═════ Provided records

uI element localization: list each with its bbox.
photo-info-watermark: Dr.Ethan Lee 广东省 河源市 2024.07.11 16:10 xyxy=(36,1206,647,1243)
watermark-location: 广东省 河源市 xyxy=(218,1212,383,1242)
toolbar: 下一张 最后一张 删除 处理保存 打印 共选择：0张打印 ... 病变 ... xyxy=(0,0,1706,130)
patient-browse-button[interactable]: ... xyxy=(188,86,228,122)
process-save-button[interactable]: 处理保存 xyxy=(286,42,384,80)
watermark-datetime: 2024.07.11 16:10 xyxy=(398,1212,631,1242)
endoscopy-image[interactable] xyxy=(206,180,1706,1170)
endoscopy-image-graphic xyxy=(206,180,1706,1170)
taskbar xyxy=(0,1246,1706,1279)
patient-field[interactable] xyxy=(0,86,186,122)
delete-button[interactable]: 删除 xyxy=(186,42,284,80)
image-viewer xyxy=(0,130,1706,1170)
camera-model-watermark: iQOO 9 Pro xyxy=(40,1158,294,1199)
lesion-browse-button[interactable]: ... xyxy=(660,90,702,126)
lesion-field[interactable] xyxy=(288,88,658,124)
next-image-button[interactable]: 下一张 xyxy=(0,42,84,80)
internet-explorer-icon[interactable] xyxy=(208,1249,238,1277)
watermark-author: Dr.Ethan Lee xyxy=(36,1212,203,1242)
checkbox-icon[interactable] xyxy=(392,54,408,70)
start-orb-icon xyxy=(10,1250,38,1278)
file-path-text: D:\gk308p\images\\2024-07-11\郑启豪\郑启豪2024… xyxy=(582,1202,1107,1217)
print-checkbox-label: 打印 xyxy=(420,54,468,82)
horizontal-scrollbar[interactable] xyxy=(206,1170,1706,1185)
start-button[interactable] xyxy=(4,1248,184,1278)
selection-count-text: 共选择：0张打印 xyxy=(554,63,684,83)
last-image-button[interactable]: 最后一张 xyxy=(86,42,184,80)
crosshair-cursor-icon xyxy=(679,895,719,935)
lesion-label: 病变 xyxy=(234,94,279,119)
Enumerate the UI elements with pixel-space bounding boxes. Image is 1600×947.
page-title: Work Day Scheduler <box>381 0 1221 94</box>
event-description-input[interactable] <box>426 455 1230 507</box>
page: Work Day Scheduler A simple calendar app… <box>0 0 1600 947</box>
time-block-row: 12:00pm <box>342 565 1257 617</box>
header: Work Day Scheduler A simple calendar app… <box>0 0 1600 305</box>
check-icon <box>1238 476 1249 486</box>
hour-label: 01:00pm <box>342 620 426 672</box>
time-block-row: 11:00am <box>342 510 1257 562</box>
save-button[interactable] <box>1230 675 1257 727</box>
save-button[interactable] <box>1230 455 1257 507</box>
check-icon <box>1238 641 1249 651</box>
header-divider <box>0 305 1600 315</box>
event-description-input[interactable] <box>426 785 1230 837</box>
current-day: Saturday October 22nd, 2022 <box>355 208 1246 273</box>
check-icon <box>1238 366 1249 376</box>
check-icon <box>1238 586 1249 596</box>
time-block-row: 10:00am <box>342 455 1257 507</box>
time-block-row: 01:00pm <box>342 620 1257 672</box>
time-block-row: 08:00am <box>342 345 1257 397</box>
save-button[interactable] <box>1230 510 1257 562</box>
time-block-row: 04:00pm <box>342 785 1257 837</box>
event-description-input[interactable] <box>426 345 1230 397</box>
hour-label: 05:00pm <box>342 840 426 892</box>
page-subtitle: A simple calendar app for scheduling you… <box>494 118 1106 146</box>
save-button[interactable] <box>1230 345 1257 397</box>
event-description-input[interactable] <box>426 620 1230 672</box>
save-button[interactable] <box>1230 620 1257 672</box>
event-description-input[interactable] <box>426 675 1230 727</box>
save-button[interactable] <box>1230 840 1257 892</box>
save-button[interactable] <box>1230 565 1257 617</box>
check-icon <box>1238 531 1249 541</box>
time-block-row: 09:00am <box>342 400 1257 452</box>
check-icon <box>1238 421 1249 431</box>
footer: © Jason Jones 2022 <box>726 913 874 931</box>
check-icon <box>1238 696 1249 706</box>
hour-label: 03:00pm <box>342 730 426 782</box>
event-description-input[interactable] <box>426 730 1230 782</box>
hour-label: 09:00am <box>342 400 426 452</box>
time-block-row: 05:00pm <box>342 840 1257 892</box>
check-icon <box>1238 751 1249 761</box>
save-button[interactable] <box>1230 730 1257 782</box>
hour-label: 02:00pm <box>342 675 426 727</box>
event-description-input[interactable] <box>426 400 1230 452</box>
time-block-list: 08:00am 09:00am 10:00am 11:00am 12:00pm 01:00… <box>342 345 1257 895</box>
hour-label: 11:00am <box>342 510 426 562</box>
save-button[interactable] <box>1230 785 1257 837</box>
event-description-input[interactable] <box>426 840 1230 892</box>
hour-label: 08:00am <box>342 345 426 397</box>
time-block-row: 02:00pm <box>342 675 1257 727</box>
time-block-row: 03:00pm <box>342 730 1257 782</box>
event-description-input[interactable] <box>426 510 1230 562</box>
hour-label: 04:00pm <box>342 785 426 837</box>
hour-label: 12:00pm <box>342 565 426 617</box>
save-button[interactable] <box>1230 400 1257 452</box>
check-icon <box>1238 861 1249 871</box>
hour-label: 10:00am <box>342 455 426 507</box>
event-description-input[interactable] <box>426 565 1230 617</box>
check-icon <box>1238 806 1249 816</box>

══════════

_What you will do_
Put every line of the listing above into a numbered list, leaving out any blank lines.

_Final answer_
1. uI element localization: list each with its bbox.
2. photo-info-watermark: Dr.Ethan Lee 广东省 河源市 2024.07.11 16:10 xyxy=(36,1206,647,1243)
3. watermark-location: 广东省 河源市 xyxy=(218,1212,383,1242)
4. toolbar: 下一张 最后一张 删除 处理保存 打印 共选择：0张打印 ... 病变 ... xyxy=(0,0,1706,130)
5. patient-browse-button[interactable]: ... xyxy=(188,86,228,122)
6. process-save-button[interactable]: 处理保存 xyxy=(286,42,384,80)
7. watermark-datetime: 2024.07.11 16:10 xyxy=(398,1212,631,1242)
8. endoscopy-image[interactable] xyxy=(206,180,1706,1170)
9. endoscopy-image-graphic xyxy=(206,180,1706,1170)
10. taskbar xyxy=(0,1246,1706,1279)
11. patient-field[interactable] xyxy=(0,86,186,122)
12. delete-button[interactable]: 删除 xyxy=(186,42,284,80)
13. image-viewer xyxy=(0,130,1706,1170)
14. camera-model-watermark: iQOO 9 Pro xyxy=(40,1158,294,1199)
15. lesion-browse-button[interactable]: ... xyxy=(660,90,702,126)
16. lesion-field[interactable] xyxy=(288,88,658,124)
17. next-image-button[interactable]: 下一张 xyxy=(0,42,84,80)
18. internet-explorer-icon[interactable] xyxy=(208,1249,238,1277)
19. watermark-author: Dr.Ethan Lee xyxy=(36,1212,203,1242)
20. checkbox-icon[interactable] xyxy=(392,54,408,70)
21. start-orb-icon xyxy=(10,1250,38,1278)
22. file-path-text: D:\gk308p\images\\2024-07-11\郑启豪\郑启豪2024… xyxy=(582,1202,1107,1217)
23. print-checkbox-label: 打印 xyxy=(420,54,468,82)
24. horizontal-scrollbar[interactable] xyxy=(206,1170,1706,1185)
25. start-button[interactable] xyxy=(4,1248,184,1278)
26. selection-count-text: 共选择：0张打印 xyxy=(554,63,684,83)
27. last-image-button[interactable]: 最后一张 xyxy=(86,42,184,80)
28. crosshair-cursor-icon xyxy=(679,895,719,935)
29. lesion-label: 病变 xyxy=(234,94,279,119)
30. Enumerate the UI elements with pixel-space bounding boxes. Image is 1600×947.
31. page-title: Work Day Scheduler <box>381 0 1221 94</box>
32. event-description-input[interactable] <box>426 455 1230 507</box>
33. page: Work Day Scheduler A simple calendar app… <box>0 0 1600 947</box>
34. time-block-row: 12:00pm <box>342 565 1257 617</box>
35. header: Work Day Scheduler A simple calendar app… <box>0 0 1600 305</box>
36. check-icon <box>1238 476 1249 486</box>
37. hour-label: 01:00pm <box>342 620 426 672</box>
38. time-block-row: 11:00am <box>342 510 1257 562</box>
39. save-button[interactable] <box>1230 675 1257 727</box>
40. save-button[interactable] <box>1230 455 1257 507</box>
41. check-icon <box>1238 641 1249 651</box>
42. header-divider <box>0 305 1600 315</box>
43. event-description-input[interactable] <box>426 785 1230 837</box>
44. current-day: Saturday October 22nd, 2022 <box>355 208 1246 273</box>
45. check-icon <box>1238 366 1249 376</box>
46. check-icon <box>1238 586 1249 596</box>
47. time-block-row: 10:00am <box>342 455 1257 507</box>
48. time-block-row: 01:00pm <box>342 620 1257 672</box>
49. time-block-row: 08:00am <box>342 345 1257 397</box>
50. save-button[interactable] <box>1230 510 1257 562</box>
51. time-block-row: 04:00pm <box>342 785 1257 837</box>
52. event-description-input[interactable] <box>426 345 1230 397</box>
53. hour-label: 05:00pm <box>342 840 426 892</box>
54. page-subtitle: A simple calendar app for scheduling you… <box>494 118 1106 146</box>
55. save-button[interactable] <box>1230 345 1257 397</box>
56. event-description-input[interactable] <box>426 620 1230 672</box>
57. save-button[interactable] <box>1230 620 1257 672</box>
58. event-description-input[interactable] <box>426 675 1230 727</box>
59. save-button[interactable] <box>1230 840 1257 892</box>
60. save-button[interactable] <box>1230 565 1257 617</box>
61. check-icon <box>1238 531 1249 541</box>
62. time-block-row: 09:00am <box>342 400 1257 452</box>
63. check-icon <box>1238 421 1249 431</box>
64. footer: © Jason Jones 2022 <box>726 913 874 931</box>
65. check-icon <box>1238 696 1249 706</box>
66. hour-label: 03:00pm <box>342 730 426 782</box>
67. event-description-input[interactable] <box>426 730 1230 782</box>
68. hour-label: 09:00am <box>342 400 426 452</box>
69. time-block-row: 05:00pm <box>342 840 1257 892</box>
70. check-icon <box>1238 751 1249 761</box>
71. save-button[interactable] <box>1230 730 1257 782</box>
72. hour-label: 02:00pm <box>342 675 426 727</box>
73. event-description-input[interactable] <box>426 400 1230 452</box>
74. time-block-list: 08:00am 09:00am 10:00am 11:00am 12:00pm 01:00… <box>342 345 1257 895</box>
75. hour-label: 11:00am <box>342 510 426 562</box>
76. save-button[interactable] <box>1230 785 1257 837</box>
77. event-description-input[interactable] <box>426 840 1230 892</box>
78. hour-label: 08:00am <box>342 345 426 397</box>
79. time-block-row: 02:00pm <box>342 675 1257 727</box>
80. time-block-row: 03:00pm <box>342 730 1257 782</box>
81. event-description-input[interactable] <box>426 510 1230 562</box>
82. hour-label: 04:00pm <box>342 785 426 837</box>
83. hour-label: 12:00pm <box>342 565 426 617</box>
84. save-button[interactable] <box>1230 400 1257 452</box>
85. check-icon <box>1238 861 1249 871</box>
86. hour-label: 10:00am <box>342 455 426 507</box>
87. event-description-input[interactable] <box>426 565 1230 617</box>
88. check-icon <box>1238 806 1249 816</box>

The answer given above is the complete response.